*GIVEN INSTRUCTION:* Find the number of lines in these records where the word "icon" appears. Reply with that number and nothing more.

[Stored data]
┄┄┄┄┄┄┄┄┄┄┄┄┄┄┄┄┄┄┄┄
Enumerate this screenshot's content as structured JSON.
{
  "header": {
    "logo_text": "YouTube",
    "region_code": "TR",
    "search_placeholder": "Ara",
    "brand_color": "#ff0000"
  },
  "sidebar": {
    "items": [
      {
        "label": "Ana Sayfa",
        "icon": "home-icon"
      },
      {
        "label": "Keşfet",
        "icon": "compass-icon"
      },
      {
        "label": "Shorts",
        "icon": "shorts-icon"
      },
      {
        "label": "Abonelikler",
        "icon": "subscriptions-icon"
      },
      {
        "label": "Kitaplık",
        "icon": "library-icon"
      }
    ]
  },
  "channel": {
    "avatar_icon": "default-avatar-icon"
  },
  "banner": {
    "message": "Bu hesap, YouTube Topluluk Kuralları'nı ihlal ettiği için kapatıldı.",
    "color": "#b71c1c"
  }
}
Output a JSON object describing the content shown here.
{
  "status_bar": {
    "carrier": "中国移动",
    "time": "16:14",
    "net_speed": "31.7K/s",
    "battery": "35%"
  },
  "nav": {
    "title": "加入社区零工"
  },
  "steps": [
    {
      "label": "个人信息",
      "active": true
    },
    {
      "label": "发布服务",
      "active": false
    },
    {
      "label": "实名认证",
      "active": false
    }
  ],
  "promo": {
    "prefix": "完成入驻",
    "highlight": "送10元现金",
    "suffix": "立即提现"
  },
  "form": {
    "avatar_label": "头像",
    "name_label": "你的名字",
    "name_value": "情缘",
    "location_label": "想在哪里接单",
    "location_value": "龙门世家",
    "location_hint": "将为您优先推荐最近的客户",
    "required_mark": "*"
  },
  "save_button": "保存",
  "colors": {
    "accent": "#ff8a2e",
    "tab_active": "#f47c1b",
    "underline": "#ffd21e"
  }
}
┄┄┄┄┄┄┄┄┄┄┄┄┄┄┄┄┄┄┄┄
*CORRECT ANSWER:* 6